__INSTRUCTIONS TO FOLLOW__:
Copy all lines that contain the word "Плану".

__EXERCISE INPUTS__:
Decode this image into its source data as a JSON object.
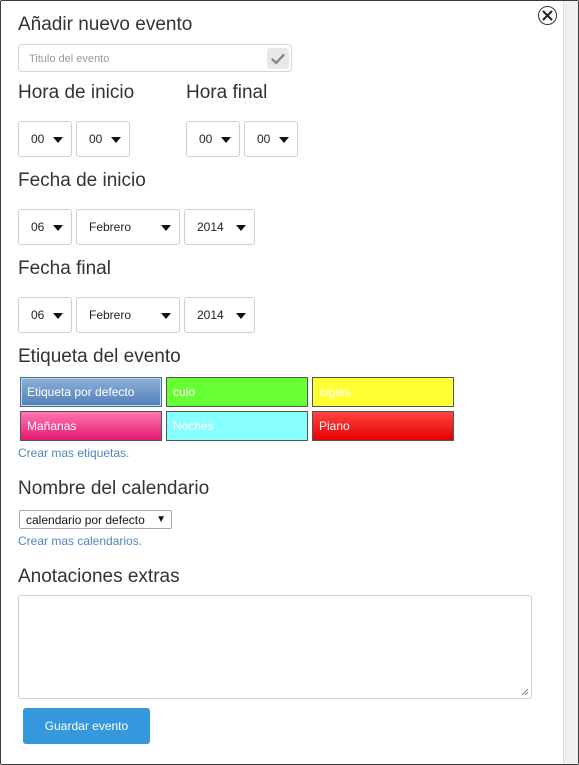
{
  "form": {
    "title": "Añadir nuevo evento",
    "event_title_placeholder": "Titulo del evento",
    "check_icon": "check-icon",
    "close_icon": "close-icon"
  },
  "start_time": {
    "label": "Hora de inicio",
    "hour": "00",
    "minute": "00"
  },
  "end_time": {
    "label": "Hora final",
    "hour": "00",
    "minute": "00"
  },
  "start_date": {
    "label": "Fecha de inicio",
    "day": "06",
    "month": "Febrero",
    "year": "2014"
  },
  "end_date": {
    "label": "Fecha final",
    "day": "06",
    "month": "Febrero",
    "year": "2014"
  },
  "tags": {
    "label": "Etiqueta del evento",
    "items": [
      {
        "label": "Etiqueta por defecto",
        "color": "#5b86bf"
      },
      {
        "label": "culo",
        "color": "#66ff33"
      },
      {
        "label": "ingles",
        "color": "#ffff33"
      },
      {
        "label": "Mañanas",
        "color": "#ee2a7f"
      },
      {
        "label": "Noches",
        "color": "#88ffff"
      },
      {
        "label": "Piano",
        "color": "#f01010"
      }
    ],
    "create_link": "Crear mas etiquetas."
  },
  "calendar": {
    "label": "Nombre del calendario",
    "selected": "calendario por defecto",
    "create_link": "Crear mas calendarios."
  },
  "notes": {
    "label": "Anotaciones extras",
    "value": ""
  },
  "actions": {
    "save_label": "Guardar evento"
  },
  "colors": {
    "primary_button": "#3598dc",
    "link": "#4b86c2"
  }
}
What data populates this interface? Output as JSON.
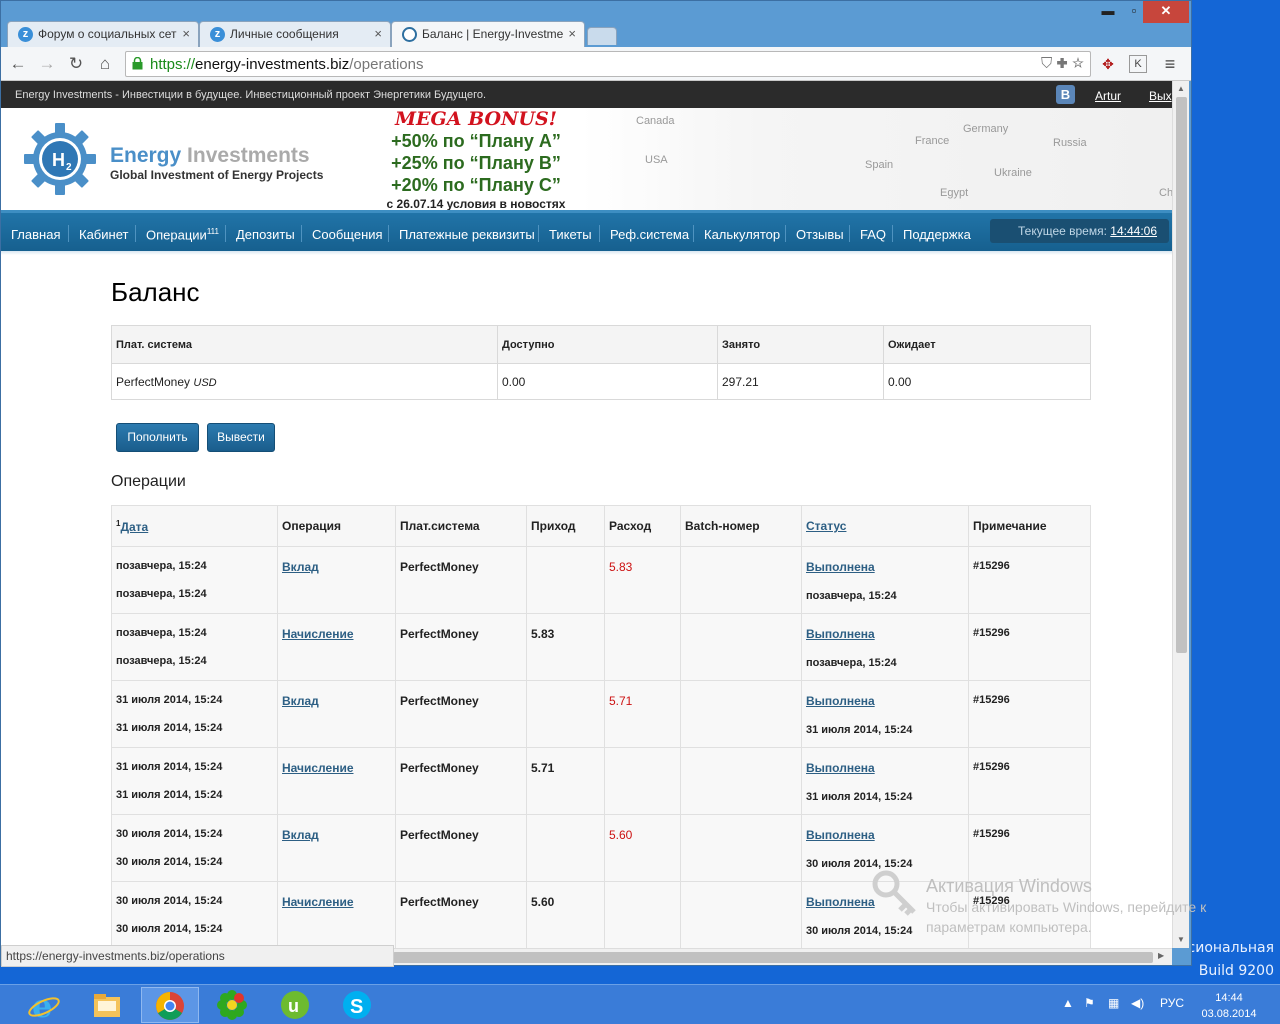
{
  "desktop": {
    "text_line1": "сиональная",
    "text_line2": "Build 9200"
  },
  "browser": {
    "tabs": [
      {
        "label": "Форум о социальных сет",
        "icon": "z-icon"
      },
      {
        "label": "Личные сообщения",
        "icon": "z-icon"
      },
      {
        "label": "Баланс | Energy-Investme",
        "icon": "h2-icon"
      }
    ],
    "url_scheme": "https://",
    "url_host": "energy-investments.biz",
    "url_path": "/operations",
    "status_url": "https://energy-investments.biz/operations"
  },
  "site": {
    "top_strip": "Energy Investments - Инвестиции в будущее. Инвестиционный проект Энергетики Будущего.",
    "vk_label": "В",
    "user": "Artur",
    "exit": "Вых",
    "brand_energy": "Energy",
    "brand_investments": "Investments",
    "brand_tagline": "Global Investment of Energy Projects",
    "logo_text": "H2",
    "bonus": {
      "title": "MEGA BONUS!",
      "line1": "+50% по “Плану А”",
      "line2": "+25% по “Плану В”",
      "line3": "+20% по “Плану С”",
      "date": "с 26.07.14 условия в новостях"
    },
    "map_labels": [
      "Canada",
      "USA",
      "Germany",
      "France",
      "Russia",
      "Spain",
      "Ukraine",
      "Egypt",
      "Ch"
    ],
    "nav": [
      "Главная",
      "Кабинет",
      "Операции",
      "Депозиты",
      "Сообщения",
      "Платежные реквизиты",
      "Тикеты",
      "Реф.система",
      "Калькулятор",
      "Отзывы",
      "FAQ",
      "Поддержка"
    ],
    "nav_ops_badge": "111",
    "clock_label": "Текущее время:",
    "clock_time": "14:44:06"
  },
  "balance": {
    "title": "Баланс",
    "headers": [
      "Плат. система",
      "Доступно",
      "Занято",
      "Ожидает"
    ],
    "row": {
      "system": "PerfectMoney",
      "currency": "USD",
      "available": "0.00",
      "busy": "297.21",
      "pending": "0.00"
    },
    "btn_deposit": "Пополнить",
    "btn_withdraw": "Вывести"
  },
  "operations": {
    "title": "Операции",
    "sort_mark": "1",
    "headers": [
      "Дата",
      "Операция",
      "Плат.система",
      "Приход",
      "Расход",
      "Batch-номер",
      "Статус",
      "Примечание"
    ],
    "rows": [
      {
        "date1": "позавчера, 15:24",
        "date2": "позавчера, 15:24",
        "op": "Вклад",
        "system": "PerfectMoney",
        "income": "",
        "expense": "5.83",
        "batch": "",
        "status": "Выполнена",
        "status_date": "позавчера, 15:24",
        "note": "#15296"
      },
      {
        "date1": "позавчера, 15:24",
        "date2": "позавчера, 15:24",
        "op": "Начисление",
        "system": "PerfectMoney",
        "income": "5.83",
        "expense": "",
        "batch": "",
        "status": "Выполнена",
        "status_date": "позавчера, 15:24",
        "note": "#15296"
      },
      {
        "date1": "31 июля 2014, 15:24",
        "date2": "31 июля 2014, 15:24",
        "op": "Вклад",
        "system": "PerfectMoney",
        "income": "",
        "expense": "5.71",
        "batch": "",
        "status": "Выполнена",
        "status_date": "31 июля 2014, 15:24",
        "note": "#15296"
      },
      {
        "date1": "31 июля 2014, 15:24",
        "date2": "31 июля 2014, 15:24",
        "op": "Начисление",
        "system": "PerfectMoney",
        "income": "5.71",
        "expense": "",
        "batch": "",
        "status": "Выполнена",
        "status_date": "31 июля 2014, 15:24",
        "note": "#15296"
      },
      {
        "date1": "30 июля 2014, 15:24",
        "date2": "30 июля 2014, 15:24",
        "op": "Вклад",
        "system": "PerfectMoney",
        "income": "",
        "expense": "5.60",
        "batch": "",
        "status": "Выполнена",
        "status_date": "30 июля 2014, 15:24",
        "note": "#15296"
      },
      {
        "date1": "30 июля 2014, 15:24",
        "date2": "30 июля 2014, 15:24",
        "op": "Начисление",
        "system": "PerfectMoney",
        "income": "5.60",
        "expense": "",
        "batch": "",
        "status": "Выполнена",
        "status_date": "30 июля 2014, 15:24",
        "note": "#15296"
      }
    ]
  },
  "watermark": {
    "title": "Активация Windows",
    "line1": "Чтобы активировать Windows, перейдите к",
    "line2": "параметрам компьютера."
  },
  "taskbar": {
    "apps": [
      "internet-explorer-icon",
      "file-explorer-icon",
      "chrome-icon",
      "icq-icon",
      "utorrent-icon",
      "skype-icon"
    ],
    "lang": "РУС",
    "time": "14:44",
    "date": "03.08.2014"
  },
  "colors": {
    "nav": "#1a6496",
    "expense": "#cc1111",
    "link": "#2d5f84",
    "bonus_red": "#d2121e",
    "bonus_green": "#2c6b1f"
  }
}
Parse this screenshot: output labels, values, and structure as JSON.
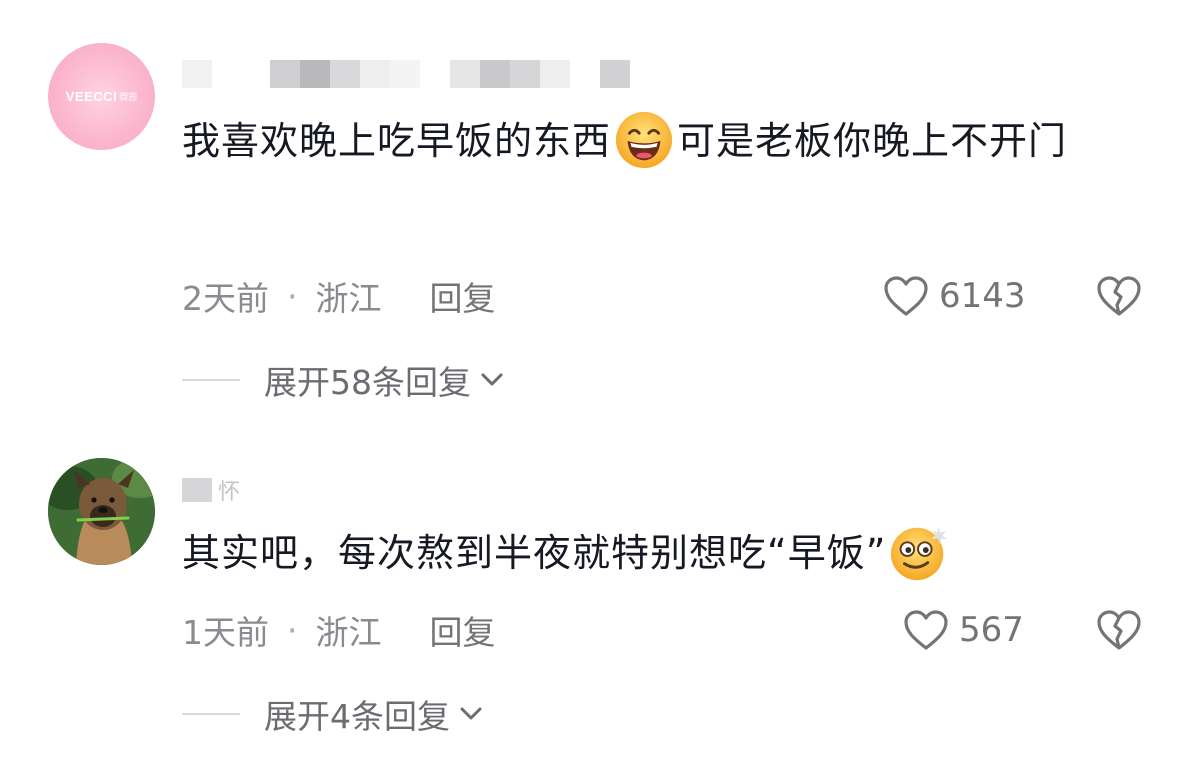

__TASK OUTPUT__:
      "line1": "+50% по “Плану А”",
      "line2": "+25% по “Плану В”",
      "line3": "+20% по “Плану С”",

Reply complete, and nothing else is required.